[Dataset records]
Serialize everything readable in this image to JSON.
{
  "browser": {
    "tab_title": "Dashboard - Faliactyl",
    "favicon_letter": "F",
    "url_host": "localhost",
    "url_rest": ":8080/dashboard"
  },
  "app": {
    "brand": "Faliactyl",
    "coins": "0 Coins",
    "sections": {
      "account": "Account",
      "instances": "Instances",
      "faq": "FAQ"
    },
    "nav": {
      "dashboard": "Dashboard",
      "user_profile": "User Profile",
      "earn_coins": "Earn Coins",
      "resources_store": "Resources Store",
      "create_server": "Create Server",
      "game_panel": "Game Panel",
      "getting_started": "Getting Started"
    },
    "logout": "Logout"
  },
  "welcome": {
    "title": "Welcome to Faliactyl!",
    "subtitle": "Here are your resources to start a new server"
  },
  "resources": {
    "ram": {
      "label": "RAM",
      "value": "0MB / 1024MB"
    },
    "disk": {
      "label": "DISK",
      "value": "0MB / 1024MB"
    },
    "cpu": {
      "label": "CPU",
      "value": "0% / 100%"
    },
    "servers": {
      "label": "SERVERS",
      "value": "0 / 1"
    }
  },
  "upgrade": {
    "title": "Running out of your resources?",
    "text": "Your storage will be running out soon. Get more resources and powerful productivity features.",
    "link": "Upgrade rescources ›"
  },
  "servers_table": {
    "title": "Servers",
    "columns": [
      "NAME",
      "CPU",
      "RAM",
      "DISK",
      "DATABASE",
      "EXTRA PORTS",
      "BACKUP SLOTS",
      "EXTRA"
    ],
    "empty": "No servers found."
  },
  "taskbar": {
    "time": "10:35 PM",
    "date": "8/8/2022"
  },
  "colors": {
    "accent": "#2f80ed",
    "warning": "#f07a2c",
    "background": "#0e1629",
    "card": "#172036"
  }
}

◆ **Given exercise**:
Set down all of the entries exactly, please.

◆ **Answer for the task**:
Serialize everything readable in this image to JSON.
{
  "browser": {
    "tab_title": "Dashboard - Faliactyl",
    "favicon_letter": "F",
    "url_host": "localhost",
    "url_rest": ":8080/dashboard"
  },
  "app": {
    "brand": "Faliactyl",
    "coins": "0 Coins",
    "sections": {
      "account": "Account",
      "instances": "Instances",
      "faq": "FAQ"
    },
    "nav": {
      "dashboard": "Dashboard",
      "user_profile": "User Profile",
      "earn_coins": "Earn Coins",
      "resources_store": "Resources Store",
      "create_server": "Create Server",
      "game_panel": "Game Panel",
      "getting_started": "Getting Started"
    },
    "logout": "Logout"
  },
  "welcome": {
    "title": "Welcome to Faliactyl!",
    "subtitle": "Here are your resources to start a new server"
  },
  "resources": {
    "ram": {
      "label": "RAM",
      "value": "0MB / 1024MB"
    },
    "disk": {
      "label": "DISK",
      "value": "0MB / 1024MB"
    },
    "cpu": {
      "label": "CPU",
      "value": "0% / 100%"
    },
    "servers": {
      "label": "SERVERS",
      "value": "0 / 1"
    }
  },
  "upgrade": {
    "title": "Running out of your resources?",
    "text": "Your storage will be running out soon. Get more resources and powerful productivity features.",
    "link": "Upgrade rescources ›"
  },
  "servers_table": {
    "title": "Servers",
    "columns": [
      "NAME",
      "CPU",
      "RAM",
      "DISK",
      "DATABASE",
      "EXTRA PORTS",
      "BACKUP SLOTS",
      "EXTRA"
    ],
    "empty": "No servers found."
  },
  "taskbar": {
    "time": "10:35 PM",
    "date": "8/8/2022"
  },
  "colors": {
    "accent": "#2f80ed",
    "warning": "#f07a2c",
    "background": "#0e1629",
    "card": "#172036"
  }
}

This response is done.